• **Extracted data entries**:
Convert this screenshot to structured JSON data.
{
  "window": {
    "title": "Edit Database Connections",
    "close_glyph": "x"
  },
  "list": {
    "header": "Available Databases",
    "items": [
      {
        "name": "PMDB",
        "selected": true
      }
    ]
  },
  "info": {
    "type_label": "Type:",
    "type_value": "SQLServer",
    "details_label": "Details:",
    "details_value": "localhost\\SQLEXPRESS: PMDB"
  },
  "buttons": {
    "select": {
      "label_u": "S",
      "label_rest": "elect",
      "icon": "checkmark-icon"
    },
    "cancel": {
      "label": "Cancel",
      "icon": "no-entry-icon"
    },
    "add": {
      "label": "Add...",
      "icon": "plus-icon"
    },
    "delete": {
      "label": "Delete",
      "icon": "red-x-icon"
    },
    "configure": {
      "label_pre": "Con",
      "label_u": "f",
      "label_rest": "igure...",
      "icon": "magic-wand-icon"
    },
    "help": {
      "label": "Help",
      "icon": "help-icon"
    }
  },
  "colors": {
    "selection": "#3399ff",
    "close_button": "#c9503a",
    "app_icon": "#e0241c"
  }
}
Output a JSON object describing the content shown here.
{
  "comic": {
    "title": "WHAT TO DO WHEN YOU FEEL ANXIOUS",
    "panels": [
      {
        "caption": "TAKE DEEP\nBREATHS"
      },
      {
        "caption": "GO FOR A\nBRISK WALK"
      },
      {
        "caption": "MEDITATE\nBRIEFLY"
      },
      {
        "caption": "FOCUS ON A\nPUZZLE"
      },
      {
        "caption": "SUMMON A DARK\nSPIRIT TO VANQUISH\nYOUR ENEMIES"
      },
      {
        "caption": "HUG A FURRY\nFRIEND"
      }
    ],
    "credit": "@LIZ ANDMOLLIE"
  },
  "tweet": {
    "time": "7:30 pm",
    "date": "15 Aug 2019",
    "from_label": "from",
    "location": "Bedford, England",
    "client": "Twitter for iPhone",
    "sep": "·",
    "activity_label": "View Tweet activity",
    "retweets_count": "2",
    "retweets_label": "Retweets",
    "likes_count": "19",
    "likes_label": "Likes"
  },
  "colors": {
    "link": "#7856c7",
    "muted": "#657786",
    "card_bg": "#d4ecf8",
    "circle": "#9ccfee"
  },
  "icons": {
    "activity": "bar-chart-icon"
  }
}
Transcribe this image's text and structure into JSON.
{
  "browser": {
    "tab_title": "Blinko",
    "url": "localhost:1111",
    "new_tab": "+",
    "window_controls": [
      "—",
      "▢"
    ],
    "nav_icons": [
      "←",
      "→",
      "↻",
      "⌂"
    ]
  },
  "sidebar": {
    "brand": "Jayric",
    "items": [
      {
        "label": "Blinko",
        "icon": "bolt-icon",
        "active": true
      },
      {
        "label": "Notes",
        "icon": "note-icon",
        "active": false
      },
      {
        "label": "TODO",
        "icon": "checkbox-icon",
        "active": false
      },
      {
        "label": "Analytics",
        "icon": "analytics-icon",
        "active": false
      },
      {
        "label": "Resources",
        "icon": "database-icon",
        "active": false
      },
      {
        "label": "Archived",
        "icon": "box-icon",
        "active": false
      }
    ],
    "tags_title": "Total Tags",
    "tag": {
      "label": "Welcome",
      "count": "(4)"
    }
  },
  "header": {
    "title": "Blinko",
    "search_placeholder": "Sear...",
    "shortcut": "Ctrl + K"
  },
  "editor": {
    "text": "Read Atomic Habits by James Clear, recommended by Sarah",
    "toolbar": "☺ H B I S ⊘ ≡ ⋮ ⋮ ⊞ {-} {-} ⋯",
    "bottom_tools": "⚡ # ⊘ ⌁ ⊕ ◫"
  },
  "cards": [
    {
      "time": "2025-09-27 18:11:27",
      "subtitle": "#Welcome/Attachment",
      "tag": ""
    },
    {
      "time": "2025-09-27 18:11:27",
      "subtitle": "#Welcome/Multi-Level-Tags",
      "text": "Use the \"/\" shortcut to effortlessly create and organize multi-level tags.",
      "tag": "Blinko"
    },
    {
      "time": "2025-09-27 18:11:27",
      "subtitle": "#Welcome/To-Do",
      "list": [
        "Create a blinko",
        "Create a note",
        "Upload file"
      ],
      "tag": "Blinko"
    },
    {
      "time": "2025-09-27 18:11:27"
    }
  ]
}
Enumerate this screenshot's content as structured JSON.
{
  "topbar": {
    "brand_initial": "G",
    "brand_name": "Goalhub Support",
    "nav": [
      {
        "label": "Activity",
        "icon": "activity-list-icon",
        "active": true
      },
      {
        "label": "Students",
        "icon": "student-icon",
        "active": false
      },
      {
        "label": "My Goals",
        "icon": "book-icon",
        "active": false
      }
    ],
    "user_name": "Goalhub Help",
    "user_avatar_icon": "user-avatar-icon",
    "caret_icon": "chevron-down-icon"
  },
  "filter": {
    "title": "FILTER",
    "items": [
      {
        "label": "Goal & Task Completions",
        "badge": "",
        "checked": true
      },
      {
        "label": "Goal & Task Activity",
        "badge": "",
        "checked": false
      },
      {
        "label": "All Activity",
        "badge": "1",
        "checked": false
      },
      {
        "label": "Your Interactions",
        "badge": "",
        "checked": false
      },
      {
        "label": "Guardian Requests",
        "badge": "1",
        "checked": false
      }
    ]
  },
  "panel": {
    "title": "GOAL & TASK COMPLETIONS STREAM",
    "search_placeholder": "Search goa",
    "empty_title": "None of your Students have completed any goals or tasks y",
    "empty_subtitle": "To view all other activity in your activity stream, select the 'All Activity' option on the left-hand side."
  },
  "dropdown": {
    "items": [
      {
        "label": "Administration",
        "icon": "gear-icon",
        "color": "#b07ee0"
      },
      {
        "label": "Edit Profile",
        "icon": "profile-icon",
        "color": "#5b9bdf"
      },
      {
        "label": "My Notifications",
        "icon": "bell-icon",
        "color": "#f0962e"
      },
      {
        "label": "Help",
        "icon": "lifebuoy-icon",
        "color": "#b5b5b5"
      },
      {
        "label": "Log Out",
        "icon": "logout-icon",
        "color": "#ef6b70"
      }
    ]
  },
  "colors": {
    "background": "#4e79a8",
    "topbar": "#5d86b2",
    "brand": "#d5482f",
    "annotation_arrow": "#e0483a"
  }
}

• **Work instructions**: Every line that holds the word "structured" should be extracted.

• **Expected output**:
Convert this screenshot to structured JSON data.
Enumerate this screenshot's content as structured JSON.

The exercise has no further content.